Start of Excerpted records

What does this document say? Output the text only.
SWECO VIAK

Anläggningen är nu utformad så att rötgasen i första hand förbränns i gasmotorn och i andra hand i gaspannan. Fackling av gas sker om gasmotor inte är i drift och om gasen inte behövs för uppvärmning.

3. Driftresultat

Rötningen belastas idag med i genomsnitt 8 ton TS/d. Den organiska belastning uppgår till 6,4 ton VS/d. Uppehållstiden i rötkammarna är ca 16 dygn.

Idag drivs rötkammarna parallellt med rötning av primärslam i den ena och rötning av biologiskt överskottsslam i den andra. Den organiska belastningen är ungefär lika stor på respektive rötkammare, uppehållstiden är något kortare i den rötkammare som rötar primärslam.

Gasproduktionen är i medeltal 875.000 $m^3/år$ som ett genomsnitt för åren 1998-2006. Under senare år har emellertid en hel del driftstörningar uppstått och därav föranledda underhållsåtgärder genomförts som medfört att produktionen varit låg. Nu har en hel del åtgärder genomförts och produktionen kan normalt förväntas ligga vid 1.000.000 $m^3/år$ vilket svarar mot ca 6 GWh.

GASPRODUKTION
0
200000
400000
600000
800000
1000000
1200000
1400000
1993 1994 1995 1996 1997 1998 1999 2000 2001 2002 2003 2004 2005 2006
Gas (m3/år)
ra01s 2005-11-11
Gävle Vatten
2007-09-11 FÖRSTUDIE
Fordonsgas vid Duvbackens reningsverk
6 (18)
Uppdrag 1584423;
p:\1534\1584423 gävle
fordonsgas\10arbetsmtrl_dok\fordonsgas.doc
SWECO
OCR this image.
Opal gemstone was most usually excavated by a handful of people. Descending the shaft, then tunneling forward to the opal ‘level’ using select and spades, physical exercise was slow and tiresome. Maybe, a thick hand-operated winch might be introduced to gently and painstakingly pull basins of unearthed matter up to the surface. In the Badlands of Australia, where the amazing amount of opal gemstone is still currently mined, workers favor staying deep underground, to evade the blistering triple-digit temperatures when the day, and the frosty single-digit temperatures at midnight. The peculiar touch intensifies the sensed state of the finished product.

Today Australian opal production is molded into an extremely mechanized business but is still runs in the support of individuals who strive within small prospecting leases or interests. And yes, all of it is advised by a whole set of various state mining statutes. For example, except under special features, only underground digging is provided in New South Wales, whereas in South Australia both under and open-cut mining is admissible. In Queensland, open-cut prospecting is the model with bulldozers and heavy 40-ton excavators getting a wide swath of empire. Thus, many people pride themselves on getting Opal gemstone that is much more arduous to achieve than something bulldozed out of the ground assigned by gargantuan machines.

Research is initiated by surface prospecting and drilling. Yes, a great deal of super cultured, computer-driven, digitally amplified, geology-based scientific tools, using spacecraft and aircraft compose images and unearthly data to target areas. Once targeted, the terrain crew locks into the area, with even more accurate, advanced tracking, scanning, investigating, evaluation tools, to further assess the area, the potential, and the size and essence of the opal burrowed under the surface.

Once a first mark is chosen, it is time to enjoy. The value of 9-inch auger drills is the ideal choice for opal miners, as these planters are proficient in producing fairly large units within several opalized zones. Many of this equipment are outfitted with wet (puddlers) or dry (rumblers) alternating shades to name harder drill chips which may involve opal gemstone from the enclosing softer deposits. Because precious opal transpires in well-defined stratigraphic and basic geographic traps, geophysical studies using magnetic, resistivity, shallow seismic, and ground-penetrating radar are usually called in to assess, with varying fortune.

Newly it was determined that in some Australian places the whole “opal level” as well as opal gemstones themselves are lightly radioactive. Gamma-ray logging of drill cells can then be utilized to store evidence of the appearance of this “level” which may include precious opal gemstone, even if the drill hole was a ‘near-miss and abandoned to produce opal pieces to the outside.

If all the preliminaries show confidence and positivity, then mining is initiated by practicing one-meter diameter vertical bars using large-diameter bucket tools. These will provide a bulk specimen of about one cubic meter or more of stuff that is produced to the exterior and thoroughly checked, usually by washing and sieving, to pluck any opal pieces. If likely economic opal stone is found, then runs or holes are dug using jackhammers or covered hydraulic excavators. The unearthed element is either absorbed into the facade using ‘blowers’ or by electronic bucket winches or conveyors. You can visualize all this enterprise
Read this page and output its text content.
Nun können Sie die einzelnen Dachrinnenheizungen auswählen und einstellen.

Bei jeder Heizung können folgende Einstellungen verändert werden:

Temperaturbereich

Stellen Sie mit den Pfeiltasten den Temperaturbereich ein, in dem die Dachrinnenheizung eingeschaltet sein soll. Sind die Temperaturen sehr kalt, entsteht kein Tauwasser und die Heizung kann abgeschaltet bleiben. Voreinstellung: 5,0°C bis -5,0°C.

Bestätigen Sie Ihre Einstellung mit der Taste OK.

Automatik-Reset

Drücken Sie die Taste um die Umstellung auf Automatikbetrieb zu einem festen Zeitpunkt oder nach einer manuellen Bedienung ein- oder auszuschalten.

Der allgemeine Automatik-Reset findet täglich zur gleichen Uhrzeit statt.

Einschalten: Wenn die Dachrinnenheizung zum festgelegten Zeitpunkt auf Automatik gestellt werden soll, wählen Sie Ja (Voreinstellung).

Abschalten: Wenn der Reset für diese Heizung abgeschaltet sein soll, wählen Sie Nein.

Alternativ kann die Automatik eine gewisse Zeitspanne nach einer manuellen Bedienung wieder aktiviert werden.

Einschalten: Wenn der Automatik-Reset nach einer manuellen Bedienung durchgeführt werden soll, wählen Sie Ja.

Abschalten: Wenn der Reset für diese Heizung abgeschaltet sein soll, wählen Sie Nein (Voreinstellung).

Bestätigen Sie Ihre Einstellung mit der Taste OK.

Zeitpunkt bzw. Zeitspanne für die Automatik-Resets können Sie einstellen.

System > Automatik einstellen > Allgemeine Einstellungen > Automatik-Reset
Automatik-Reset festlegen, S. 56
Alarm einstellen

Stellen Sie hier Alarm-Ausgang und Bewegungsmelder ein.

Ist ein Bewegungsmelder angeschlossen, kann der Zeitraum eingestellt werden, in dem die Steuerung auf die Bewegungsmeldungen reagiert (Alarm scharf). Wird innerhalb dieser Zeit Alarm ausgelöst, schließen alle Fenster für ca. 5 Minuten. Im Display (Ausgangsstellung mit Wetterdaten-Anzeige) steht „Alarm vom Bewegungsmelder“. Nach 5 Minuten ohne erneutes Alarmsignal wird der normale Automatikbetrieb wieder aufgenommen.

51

End of Excerpted records

» **Task to carry out**
Could you transcribe the whole listing exactly?

» **Worked solution**
What does this document say? Output the text only.
SWECO VIAK

Anläggningen är nu utformad så att rötgasen i första hand förbränns i gasmotorn och i andra hand i gaspannan. Fackling av gas sker om gasmotor inte är i drift och om gasen inte behövs för uppvärmning.

3. Driftresultat

Rötningen belastas idag med i genomsnitt 8 ton TS/d. Den organiska belastning uppgår till 6,4 ton VS/d. Uppehållstiden i rötkammarna är ca 16 dygn.

Idag drivs rötkammarna parallellt med rötning av primärslam i den ena och rötning av biologiskt överskottsslam i den andra. Den organiska belastningen är ungefär lika stor på respektive rötkammare, uppehållstiden är något kortare i den rötkammare som rötar primärslam.

Gasproduktionen är i medeltal 875.000 $m^3/år$ som ett genomsnitt för åren 1998-2006. Under senare år har emellertid en hel del driftstörningar uppstått och därav föranledda underhållsåtgärder genomförts som medfört att produktionen varit låg. Nu har en hel del åtgärder genomförts och produktionen kan normalt förväntas ligga vid 1.000.000 $m^3/år$ vilket svarar mot ca 6 GWh.

GASPRODUKTION
0
200000
400000
600000
800000
1000000
1200000
1400000
1993 1994 1995 1996 1997 1998 1999 2000 2001 2002 2003 2004 2005 2006
Gas (m3/år)
ra01s 2005-11-11
Gävle Vatten
2007-09-11 FÖRSTUDIE
Fordonsgas vid Duvbackens reningsverk
6 (18)
Uppdrag 1584423;
p:\1534\1584423 gävle
fordonsgas\10arbetsmtrl_dok\fordonsgas.doc
SWECO
OCR this image.
Opal gemstone was most usually excavated by a handful of people. Descending the shaft, then tunneling forward to the opal ‘level’ using select and spades, physical exercise was slow and tiresome. Maybe, a thick hand-operated winch might be introduced to gently and painstakingly pull basins of unearthed matter up to the surface. In the Badlands of Australia, where the amazing amount of opal gemstone is still currently mined, workers favor staying deep underground, to evade the blistering triple-digit temperatures when the day, and the frosty single-digit temperatures at midnight. The peculiar touch intensifies the sensed state of the finished product.

Today Australian opal production is molded into an extremely mechanized business but is still runs in the support of individuals who strive within small prospecting leases or interests. And yes, all of it is advised by a whole set of various state mining statutes. For example, except under special features, only underground digging is provided in New South Wales, whereas in South Australia both under and open-cut mining is admissible. In Queensland, open-cut prospecting is the model with bulldozers and heavy 40-ton excavators getting a wide swath of empire. Thus, many people pride themselves on getting Opal gemstone that is much more arduous to achieve than something bulldozed out of the ground assigned by gargantuan machines.

Research is initiated by surface prospecting and drilling. Yes, a great deal of super cultured, computer-driven, digitally amplified, geology-based scientific tools, using spacecraft and aircraft compose images and unearthly data to target areas. Once targeted, the terrain crew locks into the area, with even more accurate, advanced tracking, scanning, investigating, evaluation tools, to further assess the area, the potential, and the size and essence of the opal burrowed under the surface.

Once a first mark is chosen, it is time to enjoy. The value of 9-inch auger drills is the ideal choice for opal miners, as these planters are proficient in producing fairly large units within several opalized zones. Many of this equipment are outfitted with wet (puddlers) or dry (rumblers) alternating shades to name harder drill chips which may involve opal gemstone from the enclosing softer deposits. Because precious opal transpires in well-defined stratigraphic and basic geographic traps, geophysical studies using magnetic, resistivity, shallow seismic, and ground-penetrating radar are usually called in to assess, with varying fortune.

Newly it was determined that in some Australian places the whole “opal level” as well as opal gemstones themselves are lightly radioactive. Gamma-ray logging of drill cells can then be utilized to store evidence of the appearance of this “level” which may include precious opal gemstone, even if the drill hole was a ‘near-miss and abandoned to produce opal pieces to the outside.

If all the preliminaries show confidence and positivity, then mining is initiated by practicing one-meter diameter vertical bars using large-diameter bucket tools. These will provide a bulk specimen of about one cubic meter or more of stuff that is produced to the exterior and thoroughly checked, usually by washing and sieving, to pluck any opal pieces. If likely economic opal stone is found, then runs or holes are dug using jackhammers or covered hydraulic excavators. The unearthed element is either absorbed into the facade using ‘blowers’ or by electronic bucket winches or conveyors. You can visualize all this enterprise
Read this page and output its text content.
Nun können Sie die einzelnen Dachrinnenheizungen auswählen und einstellen.

Bei jeder Heizung können folgende Einstellungen verändert werden:

Temperaturbereich

Stellen Sie mit den Pfeiltasten den Temperaturbereich ein, in dem die Dachrinnenheizung eingeschaltet sein soll. Sind die Temperaturen sehr kalt, entsteht kein Tauwasser und die Heizung kann abgeschaltet bleiben. Voreinstellung: 5,0°C bis -5,0°C.

Bestätigen Sie Ihre Einstellung mit der Taste OK.

Automatik-Reset

Drücken Sie die Taste um die Umstellung auf Automatikbetrieb zu einem festen Zeitpunkt oder nach einer manuellen Bedienung ein- oder auszuschalten.

Der allgemeine Automatik-Reset findet täglich zur gleichen Uhrzeit statt.

Einschalten: Wenn die Dachrinnenheizung zum festgelegten Zeitpunkt auf Automatik gestellt werden soll, wählen Sie Ja (Voreinstellung).

Abschalten: Wenn der Reset für diese Heizung abgeschaltet sein soll, wählen Sie Nein.

Alternativ kann die Automatik eine gewisse Zeitspanne nach einer manuellen Bedienung wieder aktiviert werden.

Einschalten: Wenn der Automatik-Reset nach einer manuellen Bedienung durchgeführt werden soll, wählen Sie Ja.

Abschalten: Wenn der Reset für diese Heizung abgeschaltet sein soll, wählen Sie Nein (Voreinstellung).

Bestätigen Sie Ihre Einstellung mit der Taste OK.

Zeitpunkt bzw. Zeitspanne für die Automatik-Resets können Sie einstellen.

System > Automatik einstellen > Allgemeine Einstellungen > Automatik-Reset
Automatik-Reset festlegen, S. 56
Alarm einstellen

Stellen Sie hier Alarm-Ausgang und Bewegungsmelder ein.

Ist ein Bewegungsmelder angeschlossen, kann der Zeitraum eingestellt werden, in dem die Steuerung auf die Bewegungsmeldungen reagiert (Alarm scharf). Wird innerhalb dieser Zeit Alarm ausgelöst, schließen alle Fenster für ca. 5 Minuten. Im Display (Ausgangsstellung mit Wetterdaten-Anzeige) steht „Alarm vom Bewegungsmelder“. Nach 5 Minuten ohne erneutes Alarmsignal wird der normale Automatikbetrieb wieder aufgenommen.

51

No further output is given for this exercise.